SUPPLIED RECORDS
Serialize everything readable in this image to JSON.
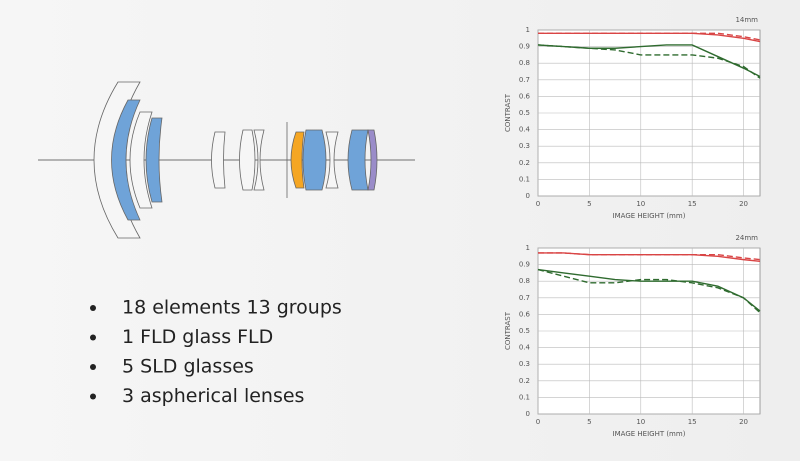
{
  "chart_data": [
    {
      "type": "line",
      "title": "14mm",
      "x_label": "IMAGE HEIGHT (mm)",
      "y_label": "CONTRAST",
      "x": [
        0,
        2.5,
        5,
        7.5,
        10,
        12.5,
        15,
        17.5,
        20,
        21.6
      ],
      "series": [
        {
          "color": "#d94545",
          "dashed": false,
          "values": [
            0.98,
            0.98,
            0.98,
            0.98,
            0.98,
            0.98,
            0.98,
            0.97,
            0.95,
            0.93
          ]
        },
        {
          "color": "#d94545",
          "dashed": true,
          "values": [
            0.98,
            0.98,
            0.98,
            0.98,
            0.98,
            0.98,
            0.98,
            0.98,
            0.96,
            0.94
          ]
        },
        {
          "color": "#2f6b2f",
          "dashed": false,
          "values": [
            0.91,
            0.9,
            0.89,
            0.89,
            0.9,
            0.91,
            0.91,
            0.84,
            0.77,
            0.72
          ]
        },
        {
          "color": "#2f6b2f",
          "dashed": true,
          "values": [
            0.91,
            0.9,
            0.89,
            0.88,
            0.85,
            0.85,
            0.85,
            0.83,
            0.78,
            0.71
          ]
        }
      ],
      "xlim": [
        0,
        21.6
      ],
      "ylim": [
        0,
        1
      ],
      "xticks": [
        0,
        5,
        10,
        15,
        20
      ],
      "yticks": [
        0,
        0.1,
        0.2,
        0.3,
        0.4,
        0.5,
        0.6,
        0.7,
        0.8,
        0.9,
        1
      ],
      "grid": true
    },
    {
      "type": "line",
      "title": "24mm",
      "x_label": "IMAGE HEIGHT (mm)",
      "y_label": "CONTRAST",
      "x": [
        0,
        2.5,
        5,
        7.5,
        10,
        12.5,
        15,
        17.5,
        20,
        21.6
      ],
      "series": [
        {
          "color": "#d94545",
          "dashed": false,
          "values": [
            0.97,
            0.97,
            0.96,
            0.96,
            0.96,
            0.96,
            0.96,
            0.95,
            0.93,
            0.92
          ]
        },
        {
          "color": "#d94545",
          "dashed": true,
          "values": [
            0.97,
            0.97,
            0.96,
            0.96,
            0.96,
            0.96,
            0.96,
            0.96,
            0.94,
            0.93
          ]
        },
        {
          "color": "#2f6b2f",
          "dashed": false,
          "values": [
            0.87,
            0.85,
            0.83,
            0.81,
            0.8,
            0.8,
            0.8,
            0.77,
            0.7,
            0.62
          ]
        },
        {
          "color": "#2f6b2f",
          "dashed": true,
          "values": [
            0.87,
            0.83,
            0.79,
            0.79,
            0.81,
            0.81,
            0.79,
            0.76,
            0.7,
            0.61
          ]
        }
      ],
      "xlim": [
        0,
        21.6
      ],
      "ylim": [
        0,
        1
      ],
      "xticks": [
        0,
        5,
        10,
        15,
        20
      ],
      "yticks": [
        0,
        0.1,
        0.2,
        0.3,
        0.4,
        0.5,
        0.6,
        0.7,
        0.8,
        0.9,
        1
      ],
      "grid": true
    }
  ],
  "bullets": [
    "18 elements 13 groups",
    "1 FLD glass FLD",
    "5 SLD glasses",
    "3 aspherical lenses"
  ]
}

DIRECTIVE
Verbatim reproduction of every record is required; images are left out.

SOLUTION FOR THIS PROBLEM
Serialize everything readable in this image to JSON.
{
  "chart_data": [
    {
      "type": "line",
      "title": "14mm",
      "x_label": "IMAGE HEIGHT (mm)",
      "y_label": "CONTRAST",
      "x": [
        0,
        2.5,
        5,
        7.5,
        10,
        12.5,
        15,
        17.5,
        20,
        21.6
      ],
      "series": [
        {
          "color": "#d94545",
          "dashed": false,
          "values": [
            0.98,
            0.98,
            0.98,
            0.98,
            0.98,
            0.98,
            0.98,
            0.97,
            0.95,
            0.93
          ]
        },
        {
          "color": "#d94545",
          "dashed": true,
          "values": [
            0.98,
            0.98,
            0.98,
            0.98,
            0.98,
            0.98,
            0.98,
            0.98,
            0.96,
            0.94
          ]
        },
        {
          "color": "#2f6b2f",
          "dashed": false,
          "values": [
            0.91,
            0.9,
            0.89,
            0.89,
            0.9,
            0.91,
            0.91,
            0.84,
            0.77,
            0.72
          ]
        },
        {
          "color": "#2f6b2f",
          "dashed": true,
          "values": [
            0.91,
            0.9,
            0.89,
            0.88,
            0.85,
            0.85,
            0.85,
            0.83,
            0.78,
            0.71
          ]
        }
      ],
      "xlim": [
        0,
        21.6
      ],
      "ylim": [
        0,
        1
      ],
      "xticks": [
        0,
        5,
        10,
        15,
        20
      ],
      "yticks": [
        0,
        0.1,
        0.2,
        0.3,
        0.4,
        0.5,
        0.6,
        0.7,
        0.8,
        0.9,
        1
      ],
      "grid": true
    },
    {
      "type": "line",
      "title": "24mm",
      "x_label": "IMAGE HEIGHT (mm)",
      "y_label": "CONTRAST",
      "x": [
        0,
        2.5,
        5,
        7.5,
        10,
        12.5,
        15,
        17.5,
        20,
        21.6
      ],
      "series": [
        {
          "color": "#d94545",
          "dashed": false,
          "values": [
            0.97,
            0.97,
            0.96,
            0.96,
            0.96,
            0.96,
            0.96,
            0.95,
            0.93,
            0.92
          ]
        },
        {
          "color": "#d94545",
          "dashed": true,
          "values": [
            0.97,
            0.97,
            0.96,
            0.96,
            0.96,
            0.96,
            0.96,
            0.96,
            0.94,
            0.93
          ]
        },
        {
          "color": "#2f6b2f",
          "dashed": false,
          "values": [
            0.87,
            0.85,
            0.83,
            0.81,
            0.8,
            0.8,
            0.8,
            0.77,
            0.7,
            0.62
          ]
        },
        {
          "color": "#2f6b2f",
          "dashed": true,
          "values": [
            0.87,
            0.83,
            0.79,
            0.79,
            0.81,
            0.81,
            0.79,
            0.76,
            0.7,
            0.61
          ]
        }
      ],
      "xlim": [
        0,
        21.6
      ],
      "ylim": [
        0,
        1
      ],
      "xticks": [
        0,
        5,
        10,
        15,
        20
      ],
      "yticks": [
        0,
        0.1,
        0.2,
        0.3,
        0.4,
        0.5,
        0.6,
        0.7,
        0.8,
        0.9,
        1
      ],
      "grid": true
    }
  ],
  "bullets": [
    "18 elements 13 groups",
    "1 FLD glass FLD",
    "5 SLD glasses",
    "3 aspherical lenses"
  ]
}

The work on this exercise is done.